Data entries

########

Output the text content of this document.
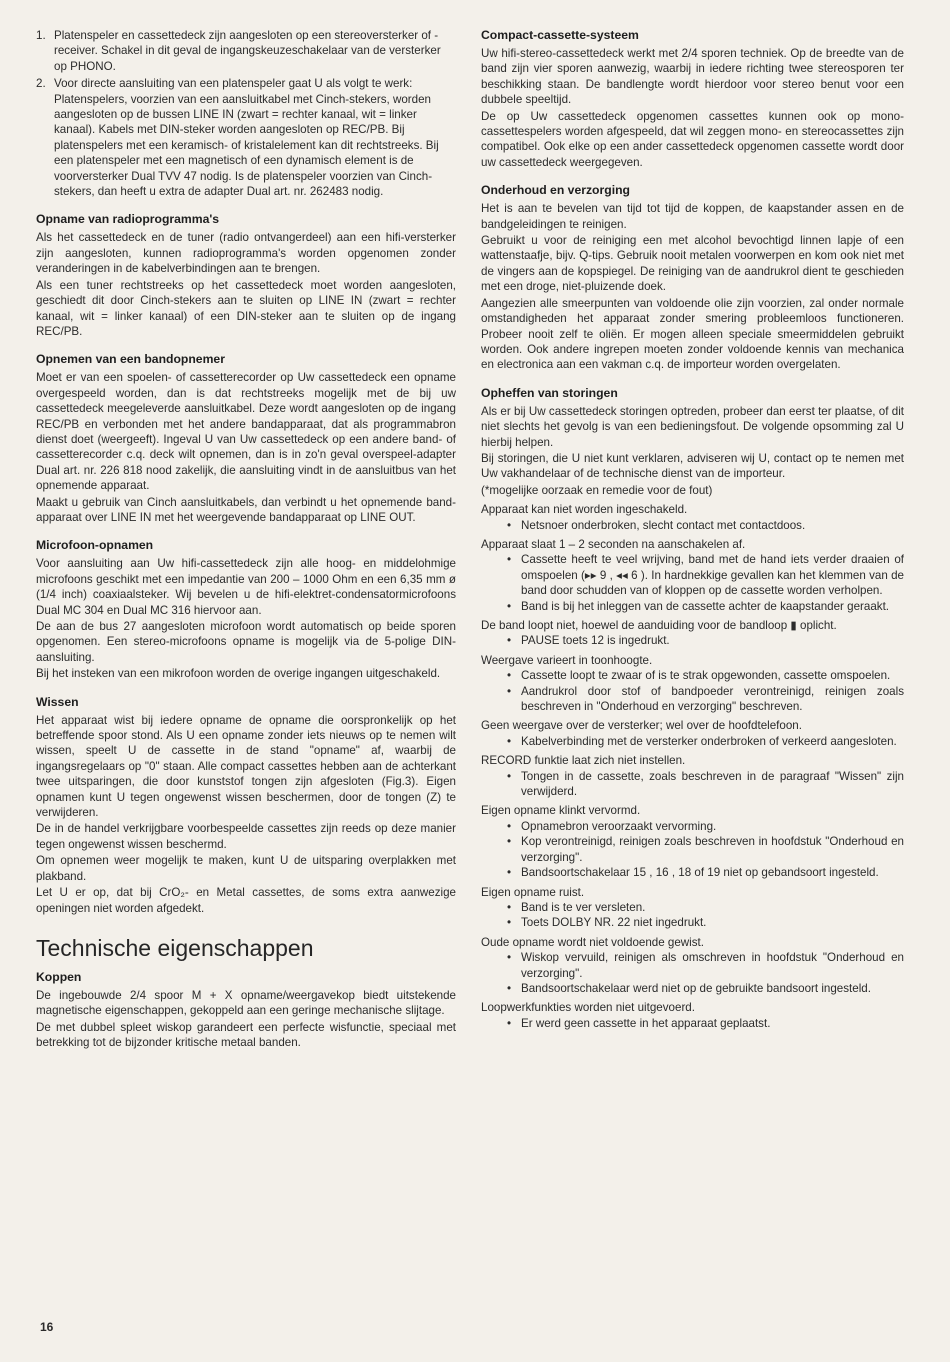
1. Platenspeler en cassettedeck zijn aangesloten op een stereoversterker of -receiver. Schakel in dit geval de ingangskeuzeschakelaar van de versterker op PHONO.
2. Voor directe aansluiting van een platenspeler gaat U als volgt te werk: Platenspelers, voorzien van een aansluitkabel met Cinch-stekers, worden aangesloten op de bussen LINE IN (zwart = rechter kanaal, wit = linker kanaal). Kabels met DIN-steker worden aangesloten op REC/PB. Bij platenspelers met een keramisch- of kristalelement kan dit rechtstreeks. Bij een platenspeler met een magnetisch of een dynamisch element is de voorversterker Dual TVV 47 nodig. Is de platenspeler voorzien van Cinch-stekers, dan heeft u extra de adapter Dual art. nr. 262483 nodig.
Opname van radioprogramma's

Als het cassettedeck en de tuner (radio ontvangerdeel) aan een hifi-versterker zijn aangesloten, kunnen radioprogramma's worden opgenomen zonder veranderingen in de kabelverbindingen aan te brengen.

Als een tuner rechtstreeks op het cassettedeck moet worden aangesloten, geschiedt dit door Cinch-stekers aan te sluiten op LINE IN (zwart = rechter kanaal, wit = linker kanaal) of een DIN-steker aan te sluiten op de ingang REC/PB.

Opnemen van een bandopnemer

Moet er van een spoelen- of cassetterecorder op Uw cassettedeck een opname overgespeeld worden, dan is dat rechtstreeks mogelijk met de bij uw cassettedeck meegeleverde aansluitkabel. Deze wordt aangesloten op de ingang REC/PB en verbonden met het andere bandapparaat, dat als programmabron dienst doet (weergeeft). Ingeval U van Uw cassettedeck op een andere band- of cassetterecorder c.q. deck wilt opnemen, dan is in zo'n geval overspeel-adapter Dual art. nr. 226 818 nood zakelijk, die aansluiting vindt in de aansluitbus van het opnemende apparaat.

Maakt u gebruik van Cinch aansluitkabels, dan verbindt u het opnemende band-apparaat over LINE IN met het weergevende bandapparaat op LINE OUT.

Microfoon-opnamen

Voor aansluiting aan Uw hifi-cassettedeck zijn alle hoog- en middelohmige microfoons geschikt met een impedantie van 200 – 1000 Ohm en een 6,35 mm ø (1/4 inch) coaxiaalsteker. Wij bevelen u de hifi-elektret-condensatormicrofoons Dual MC 304 en Dual MC 316 hiervoor aan.

De aan de bus 27 aangesloten microfoon wordt automatisch op beide sporen opgenomen. Een stereo-microfoons opname is mogelijk via de 5-polige DIN-aansluiting.

Bij het insteken van een mikrofoon worden de overige ingangen uitgeschakeld.

Wissen

Het apparaat wist bij iedere opname de opname die oorspronkelijk op het betreffende spoor stond. Als U een opname zonder iets nieuws op te nemen wilt wissen, speelt U de cassette in de stand "opname" af, waarbij de ingangsregelaars op "0" staan. Alle compact cassettes hebben aan de achterkant twee uitsparingen, die door kunststof tongen zijn afgesloten (Fig.3). Eigen opnamen kunt U tegen ongewenst wissen beschermen, door de tongen (Z) te verwijderen.

De in de handel verkrijgbare voorbespeelde cassettes zijn reeds op deze manier tegen ongewenst wissen beschermd.

Om opnemen weer mogelijk te maken, kunt U de uitsparing overplakken met plakband.

Let U er op, dat bij CrO₂- en Metal cassettes, de soms extra aanwezige openingen niet worden afgedekt.

Technische eigenschappen
Koppen

De ingebouwde 2/4 spoor M + X opname/weergavekop biedt uitstekende magnetische eigenschappen, gekoppeld aan een geringe mechanische slijtage.

De met dubbel spleet wiskop garandeert een perfecte wisfunctie, speciaal met betrekking tot de bijzonder kritische metaal banden.

Compact-cassette-systeem

Uw hifi-stereo-cassettedeck werkt met 2/4 sporen techniek. Op de breedte van de band zijn vier sporen aanwezig, waarbij in iedere richting twee stereosporen ter beschikking staan. De bandlengte wordt hierdoor voor stereo benut voor een dubbele speeltijd.

De op Uw cassettedeck opgenomen cassettes kunnen ook op mono-cassettespelers worden afgespeeld, dat wil zeggen mono- en stereocassettes zijn compatibel. Ook elke op een ander cassettedeck opgenomen cassette wordt door uw cassettedeck weergegeven.

Onderhoud en verzorging

Het is aan te bevelen van tijd tot tijd de koppen, de kaapstander assen en de bandgeleidingen te reinigen.

Gebruikt u voor de reiniging een met alcohol bevochtigd linnen lapje of een wattenstaafje, bijv. Q-tips. Gebruik nooit metalen voorwerpen en kom ook niet met de vingers aan de kopspiegel. De reiniging van de aandrukrol dient te geschieden met een droge, niet-pluizende doek.

Aangezien alle smeerpunten van voldoende olie zijn voorzien, zal onder normale omstandigheden het apparaat zonder smering probleemloos functioneren. Probeer nooit zelf te oliën. Er mogen alleen speciale smeermiddelen gebruikt worden. Ook andere ingrepen moeten zonder voldoende kennis van mechanica en electronica aan een vakman c.q. de importeur worden overgelaten.

Opheffen van storingen

Als er bij Uw cassettedeck storingen optreden, probeer dan eerst ter plaatse, of dit niet slechts het gevolg is van een bedieningsfout. De volgende opsomming zal U hierbij helpen.

Bij storingen, die U niet kunt verklaren, adviseren wij U, contact op te nemen met Uw vakhandelaar of de technische dienst van de importeur.

(*mogelijke oorzaak en remedie voor de fout)

Apparaat kan niet worden ingeschakeld.

• Netsnoer onderbroken, slecht contact met contactdoos.

Apparaat slaat 1 – 2 seconden na aanschakelen af.

• Cassette heeft te veel wrijving, band met de hand iets verder draaien of omspoelen (▸▸ 9 , ◂◂ 6 ). In hardnekkige gevallen kan het klemmen van de band door schudden van of kloppen op de cassette worden verholpen.
• Band is bij het inleggen van de cassette achter de kaapstander geraakt.

De band loopt niet, hoewel de aanduiding voor de bandloop ▮ oplicht.

• PAUSE toets 12 is ingedrukt.

Weergave varieert in toonhoogte.

• Cassette loopt te zwaar of is te strak opgewonden, cassette omspoelen.
• Aandrukrol door stof of bandpoeder verontreinigd, reinigen zoals beschreven in "Onderhoud en verzorging" beschreven.

Geen weergave over de versterker; wel over de hoofdtelefoon.

• Kabelverbinding met de versterker onderbroken of verkeerd aangesloten.

RECORD funktie laat zich niet instellen.

• Tongen in de cassette, zoals beschreven in de paragraaf "Wissen" zijn verwijderd.

Eigen opname klinkt vervormd.

• Opnamebron veroorzaakt vervorming.
• Kop verontreinigd, reinigen zoals beschreven in hoofdstuk "Onderhoud en verzorging".
• Bandsoortschakelaar 15 , 16 , 18 of 19 niet op gebandsoort ingesteld.

Eigen opname ruist.

• Band is te ver versleten.
• Toets DOLBY NR. 22 niet ingedrukt.

Oude opname wordt niet voldoende gewist.

• Wiskop vervuild, reinigen als omschreven in hoofdstuk "Onderhoud en verzorging".
• Bandsoortschakelaar werd niet op de gebruikte bandsoort ingesteld.

Loopwerkfunkties worden niet uitgevoerd.

• Er werd geen cassette in het apparaat geplaatst.
16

########

### TASK OBJECTIVE
Transcribe each entry precisely as given, leaving the pictures out.

### EXERCISE ANSWER
Output the text content of this document.
1. Platenspeler en cassettedeck zijn aangesloten op een stereoversterker of -receiver. Schakel in dit geval de ingangskeuzeschakelaar van de versterker op PHONO.
2. Voor directe aansluiting van een platenspeler gaat U als volgt te werk: Platenspelers, voorzien van een aansluitkabel met Cinch-stekers, worden aangesloten op de bussen LINE IN (zwart = rechter kanaal, wit = linker kanaal). Kabels met DIN-steker worden aangesloten op REC/PB. Bij platenspelers met een keramisch- of kristalelement kan dit rechtstreeks. Bij een platenspeler met een magnetisch of een dynamisch element is de voorversterker Dual TVV 47 nodig. Is de platenspeler voorzien van Cinch-stekers, dan heeft u extra de adapter Dual art. nr. 262483 nodig.
Opname van radioprogramma's

Als het cassettedeck en de tuner (radio ontvangerdeel) aan een hifi-versterker zijn aangesloten, kunnen radioprogramma's worden opgenomen zonder veranderingen in de kabelverbindingen aan te brengen.

Als een tuner rechtstreeks op het cassettedeck moet worden aangesloten, geschiedt dit door Cinch-stekers aan te sluiten op LINE IN (zwart = rechter kanaal, wit = linker kanaal) of een DIN-steker aan te sluiten op de ingang REC/PB.

Opnemen van een bandopnemer

Moet er van een spoelen- of cassetterecorder op Uw cassettedeck een opname overgespeeld worden, dan is dat rechtstreeks mogelijk met de bij uw cassettedeck meegeleverde aansluitkabel. Deze wordt aangesloten op de ingang REC/PB en verbonden met het andere bandapparaat, dat als programmabron dienst doet (weergeeft). Ingeval U van Uw cassettedeck op een andere band- of cassetterecorder c.q. deck wilt opnemen, dan is in zo'n geval overspeel-adapter Dual art. nr. 226 818 nood zakelijk, die aansluiting vindt in de aansluitbus van het opnemende apparaat.

Maakt u gebruik van Cinch aansluitkabels, dan verbindt u het opnemende band-apparaat over LINE IN met het weergevende bandapparaat op LINE OUT.

Microfoon-opnamen

Voor aansluiting aan Uw hifi-cassettedeck zijn alle hoog- en middelohmige microfoons geschikt met een impedantie van 200 – 1000 Ohm en een 6,35 mm ø (1/4 inch) coaxiaalsteker. Wij bevelen u de hifi-elektret-condensatormicrofoons Dual MC 304 en Dual MC 316 hiervoor aan.

De aan de bus 27 aangesloten microfoon wordt automatisch op beide sporen opgenomen. Een stereo-microfoons opname is mogelijk via de 5-polige DIN-aansluiting.

Bij het insteken van een mikrofoon worden de overige ingangen uitgeschakeld.

Wissen

Het apparaat wist bij iedere opname de opname die oorspronkelijk op het betreffende spoor stond. Als U een opname zonder iets nieuws op te nemen wilt wissen, speelt U de cassette in de stand "opname" af, waarbij de ingangsregelaars op "0" staan. Alle compact cassettes hebben aan de achterkant twee uitsparingen, die door kunststof tongen zijn afgesloten (Fig.3). Eigen opnamen kunt U tegen ongewenst wissen beschermen, door de tongen (Z) te verwijderen.

De in de handel verkrijgbare voorbespeelde cassettes zijn reeds op deze manier tegen ongewenst wissen beschermd.

Om opnemen weer mogelijk te maken, kunt U de uitsparing overplakken met plakband.

Let U er op, dat bij CrO₂- en Metal cassettes, de soms extra aanwezige openingen niet worden afgedekt.

Technische eigenschappen
Koppen

De ingebouwde 2/4 spoor M + X opname/weergavekop biedt uitstekende magnetische eigenschappen, gekoppeld aan een geringe mechanische slijtage.

De met dubbel spleet wiskop garandeert een perfecte wisfunctie, speciaal met betrekking tot de bijzonder kritische metaal banden.

Compact-cassette-systeem

Uw hifi-stereo-cassettedeck werkt met 2/4 sporen techniek. Op de breedte van de band zijn vier sporen aanwezig, waarbij in iedere richting twee stereosporen ter beschikking staan. De bandlengte wordt hierdoor voor stereo benut voor een dubbele speeltijd.

De op Uw cassettedeck opgenomen cassettes kunnen ook op mono-cassettespelers worden afgespeeld, dat wil zeggen mono- en stereocassettes zijn compatibel. Ook elke op een ander cassettedeck opgenomen cassette wordt door uw cassettedeck weergegeven.

Onderhoud en verzorging

Het is aan te bevelen van tijd tot tijd de koppen, de kaapstander assen en de bandgeleidingen te reinigen.

Gebruikt u voor de reiniging een met alcohol bevochtigd linnen lapje of een wattenstaafje, bijv. Q-tips. Gebruik nooit metalen voorwerpen en kom ook niet met de vingers aan de kopspiegel. De reiniging van de aandrukrol dient te geschieden met een droge, niet-pluizende doek.

Aangezien alle smeerpunten van voldoende olie zijn voorzien, zal onder normale omstandigheden het apparaat zonder smering probleemloos functioneren. Probeer nooit zelf te oliën. Er mogen alleen speciale smeermiddelen gebruikt worden. Ook andere ingrepen moeten zonder voldoende kennis van mechanica en electronica aan een vakman c.q. de importeur worden overgelaten.

Opheffen van storingen

Als er bij Uw cassettedeck storingen optreden, probeer dan eerst ter plaatse, of dit niet slechts het gevolg is van een bedieningsfout. De volgende opsomming zal U hierbij helpen.

Bij storingen, die U niet kunt verklaren, adviseren wij U, contact op te nemen met Uw vakhandelaar of de technische dienst van de importeur.

(*mogelijke oorzaak en remedie voor de fout)

Apparaat kan niet worden ingeschakeld.

• Netsnoer onderbroken, slecht contact met contactdoos.

Apparaat slaat 1 – 2 seconden na aanschakelen af.

• Cassette heeft te veel wrijving, band met de hand iets verder draaien of omspoelen (▸▸ 9 , ◂◂ 6 ). In hardnekkige gevallen kan het klemmen van de band door schudden van of kloppen op de cassette worden verholpen.
• Band is bij het inleggen van de cassette achter de kaapstander geraakt.

De band loopt niet, hoewel de aanduiding voor de bandloop ▮ oplicht.

• PAUSE toets 12 is ingedrukt.

Weergave varieert in toonhoogte.

• Cassette loopt te zwaar of is te strak opgewonden, cassette omspoelen.
• Aandrukrol door stof of bandpoeder verontreinigd, reinigen zoals beschreven in "Onderhoud en verzorging" beschreven.

Geen weergave over de versterker; wel over de hoofdtelefoon.

• Kabelverbinding met de versterker onderbroken of verkeerd aangesloten.

RECORD funktie laat zich niet instellen.

• Tongen in de cassette, zoals beschreven in de paragraaf "Wissen" zijn verwijderd.

Eigen opname klinkt vervormd.

• Opnamebron veroorzaakt vervorming.
• Kop verontreinigd, reinigen zoals beschreven in hoofdstuk "Onderhoud en verzorging".
• Bandsoortschakelaar 15 , 16 , 18 of 19 niet op gebandsoort ingesteld.

Eigen opname ruist.

• Band is te ver versleten.
• Toets DOLBY NR. 22 niet ingedrukt.

Oude opname wordt niet voldoende gewist.

• Wiskop vervuild, reinigen als omschreven in hoofdstuk "Onderhoud en verzorging".
• Bandsoortschakelaar werd niet op de gebruikte bandsoort ingesteld.

Loopwerkfunkties worden niet uitgevoerd.

• Er werd geen cassette in het apparaat geplaatst.
16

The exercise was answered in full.